Stated goal = Retype the records below word for word, leaving out the pictures.

Data records =
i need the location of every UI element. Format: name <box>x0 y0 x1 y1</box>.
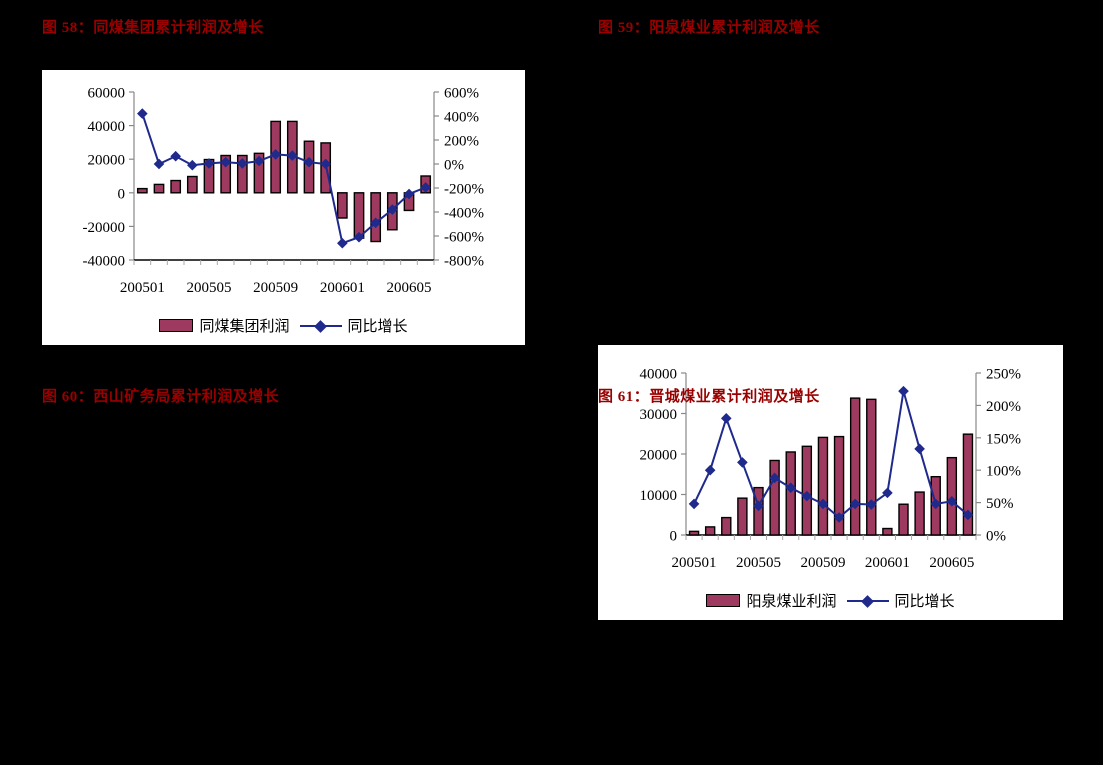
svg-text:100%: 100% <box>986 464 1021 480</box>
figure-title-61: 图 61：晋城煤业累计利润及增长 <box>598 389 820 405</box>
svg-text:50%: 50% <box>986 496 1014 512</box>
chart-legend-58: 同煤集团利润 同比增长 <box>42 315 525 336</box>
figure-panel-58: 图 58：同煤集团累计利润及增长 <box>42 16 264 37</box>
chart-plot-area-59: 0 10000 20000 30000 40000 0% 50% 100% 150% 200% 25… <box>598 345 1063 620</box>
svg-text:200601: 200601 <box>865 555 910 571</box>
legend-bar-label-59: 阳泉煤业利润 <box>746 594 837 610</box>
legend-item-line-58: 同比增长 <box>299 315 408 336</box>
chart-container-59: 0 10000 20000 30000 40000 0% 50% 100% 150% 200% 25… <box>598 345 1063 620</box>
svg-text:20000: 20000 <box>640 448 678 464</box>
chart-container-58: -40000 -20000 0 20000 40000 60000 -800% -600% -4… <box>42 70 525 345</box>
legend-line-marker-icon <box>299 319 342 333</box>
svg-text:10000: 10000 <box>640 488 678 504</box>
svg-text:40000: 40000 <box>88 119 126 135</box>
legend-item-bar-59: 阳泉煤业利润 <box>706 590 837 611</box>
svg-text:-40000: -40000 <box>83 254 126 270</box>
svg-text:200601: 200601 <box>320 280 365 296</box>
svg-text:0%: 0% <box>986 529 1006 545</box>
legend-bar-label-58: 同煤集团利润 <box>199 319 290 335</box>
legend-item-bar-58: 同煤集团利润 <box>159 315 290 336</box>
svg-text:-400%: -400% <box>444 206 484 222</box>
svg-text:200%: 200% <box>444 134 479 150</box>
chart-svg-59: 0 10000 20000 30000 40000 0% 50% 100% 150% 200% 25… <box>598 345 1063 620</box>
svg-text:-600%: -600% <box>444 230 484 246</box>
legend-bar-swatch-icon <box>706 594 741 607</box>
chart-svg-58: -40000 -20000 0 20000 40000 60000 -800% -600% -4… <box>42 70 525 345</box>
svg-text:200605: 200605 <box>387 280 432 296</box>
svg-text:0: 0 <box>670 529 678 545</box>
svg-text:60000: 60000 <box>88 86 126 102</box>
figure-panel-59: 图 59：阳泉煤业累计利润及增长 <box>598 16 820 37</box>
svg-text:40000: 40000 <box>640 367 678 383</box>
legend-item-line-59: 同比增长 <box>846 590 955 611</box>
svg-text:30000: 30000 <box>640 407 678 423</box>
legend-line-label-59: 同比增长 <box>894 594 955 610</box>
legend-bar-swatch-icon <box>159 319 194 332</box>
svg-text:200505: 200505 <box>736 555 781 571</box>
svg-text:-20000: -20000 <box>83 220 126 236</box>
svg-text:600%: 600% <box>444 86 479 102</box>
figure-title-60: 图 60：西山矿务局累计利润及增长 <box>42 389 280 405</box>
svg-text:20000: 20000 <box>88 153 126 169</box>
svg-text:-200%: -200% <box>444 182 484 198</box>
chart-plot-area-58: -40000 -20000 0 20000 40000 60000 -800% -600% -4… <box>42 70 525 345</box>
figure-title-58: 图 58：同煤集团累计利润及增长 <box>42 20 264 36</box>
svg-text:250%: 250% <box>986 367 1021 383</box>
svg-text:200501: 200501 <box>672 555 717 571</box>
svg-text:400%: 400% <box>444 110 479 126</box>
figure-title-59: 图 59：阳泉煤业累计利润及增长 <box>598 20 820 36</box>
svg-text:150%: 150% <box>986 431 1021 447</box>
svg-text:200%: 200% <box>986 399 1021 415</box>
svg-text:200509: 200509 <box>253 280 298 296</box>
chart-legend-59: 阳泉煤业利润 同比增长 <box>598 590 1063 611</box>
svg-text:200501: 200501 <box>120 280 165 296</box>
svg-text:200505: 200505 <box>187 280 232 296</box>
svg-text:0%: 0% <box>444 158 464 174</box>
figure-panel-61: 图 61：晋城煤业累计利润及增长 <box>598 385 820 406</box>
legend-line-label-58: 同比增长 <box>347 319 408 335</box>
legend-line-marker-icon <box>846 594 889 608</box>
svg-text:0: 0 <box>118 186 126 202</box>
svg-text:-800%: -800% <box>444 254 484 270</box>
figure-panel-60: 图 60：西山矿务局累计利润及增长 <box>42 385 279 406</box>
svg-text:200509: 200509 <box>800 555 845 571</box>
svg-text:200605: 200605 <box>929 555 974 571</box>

Solution for this exercise =
i need the location of every UI element. Format: name <box>x0 y0 x1 y1</box>.
svg-text:100%: 100% <box>986 464 1021 480</box>
figure-title-61: 图 61：晋城煤业累计利润及增长 <box>598 389 820 405</box>
svg-text:50%: 50% <box>986 496 1014 512</box>
chart-legend-58: 同煤集团利润 同比增长 <box>42 315 525 336</box>
figure-panel-58: 图 58：同煤集团累计利润及增长 <box>42 16 264 37</box>
chart-plot-area-59: 0 10000 20000 30000 40000 0% 50% 100% 150% 200% 25… <box>598 345 1063 620</box>
svg-text:200601: 200601 <box>865 555 910 571</box>
legend-bar-label-59: 阳泉煤业利润 <box>746 594 837 610</box>
legend-item-line-58: 同比增长 <box>299 315 408 336</box>
chart-container-59: 0 10000 20000 30000 40000 0% 50% 100% 150% 200% 25… <box>598 345 1063 620</box>
svg-text:20000: 20000 <box>640 448 678 464</box>
chart-container-58: -40000 -20000 0 20000 40000 60000 -800% -600% -4… <box>42 70 525 345</box>
legend-line-marker-icon <box>299 319 342 333</box>
svg-text:10000: 10000 <box>640 488 678 504</box>
svg-text:40000: 40000 <box>88 119 126 135</box>
legend-item-bar-59: 阳泉煤业利润 <box>706 590 837 611</box>
svg-text:-40000: -40000 <box>83 254 126 270</box>
svg-text:200601: 200601 <box>320 280 365 296</box>
svg-text:0%: 0% <box>986 529 1006 545</box>
legend-bar-label-58: 同煤集团利润 <box>199 319 290 335</box>
legend-item-bar-58: 同煤集团利润 <box>159 315 290 336</box>
svg-text:-400%: -400% <box>444 206 484 222</box>
svg-text:200%: 200% <box>444 134 479 150</box>
chart-svg-59: 0 10000 20000 30000 40000 0% 50% 100% 150% 200% 25… <box>598 345 1063 620</box>
svg-text:-600%: -600% <box>444 230 484 246</box>
legend-bar-swatch-icon <box>706 594 741 607</box>
chart-svg-58: -40000 -20000 0 20000 40000 60000 -800% -600% -4… <box>42 70 525 345</box>
svg-text:200605: 200605 <box>387 280 432 296</box>
svg-text:0: 0 <box>670 529 678 545</box>
svg-text:60000: 60000 <box>88 86 126 102</box>
figure-panel-59: 图 59：阳泉煤业累计利润及增长 <box>598 16 820 37</box>
svg-text:40000: 40000 <box>640 367 678 383</box>
legend-item-line-59: 同比增长 <box>846 590 955 611</box>
svg-text:30000: 30000 <box>640 407 678 423</box>
legend-line-label-59: 同比增长 <box>894 594 955 610</box>
legend-bar-swatch-icon <box>159 319 194 332</box>
svg-text:200505: 200505 <box>736 555 781 571</box>
svg-text:-20000: -20000 <box>83 220 126 236</box>
svg-text:600%: 600% <box>444 86 479 102</box>
figure-title-60: 图 60：西山矿务局累计利润及增长 <box>42 389 280 405</box>
svg-text:20000: 20000 <box>88 153 126 169</box>
svg-text:-200%: -200% <box>444 182 484 198</box>
chart-plot-area-58: -40000 -20000 0 20000 40000 60000 -800% -600% -4… <box>42 70 525 345</box>
figure-title-58: 图 58：同煤集团累计利润及增长 <box>42 20 264 36</box>
svg-text:250%: 250% <box>986 367 1021 383</box>
svg-text:200501: 200501 <box>672 555 717 571</box>
svg-text:400%: 400% <box>444 110 479 126</box>
figure-title-59: 图 59：阳泉煤业累计利润及增长 <box>598 20 820 36</box>
svg-text:150%: 150% <box>986 431 1021 447</box>
svg-text:200%: 200% <box>986 399 1021 415</box>
svg-text:200509: 200509 <box>253 280 298 296</box>
chart-legend-59: 阳泉煤业利润 同比增长 <box>598 590 1063 611</box>
svg-text:200501: 200501 <box>120 280 165 296</box>
svg-text:200505: 200505 <box>187 280 232 296</box>
svg-text:0%: 0% <box>444 158 464 174</box>
figure-panel-61: 图 61：晋城煤业累计利润及增长 <box>598 385 820 406</box>
legend-line-label-58: 同比增长 <box>347 319 408 335</box>
legend-line-marker-icon <box>846 594 889 608</box>
svg-text:0: 0 <box>118 186 126 202</box>
svg-text:-800%: -800% <box>444 254 484 270</box>
figure-panel-60: 图 60：西山矿务局累计利润及增长 <box>42 385 279 406</box>
svg-text:200509: 200509 <box>800 555 845 571</box>
svg-text:200605: 200605 <box>929 555 974 571</box>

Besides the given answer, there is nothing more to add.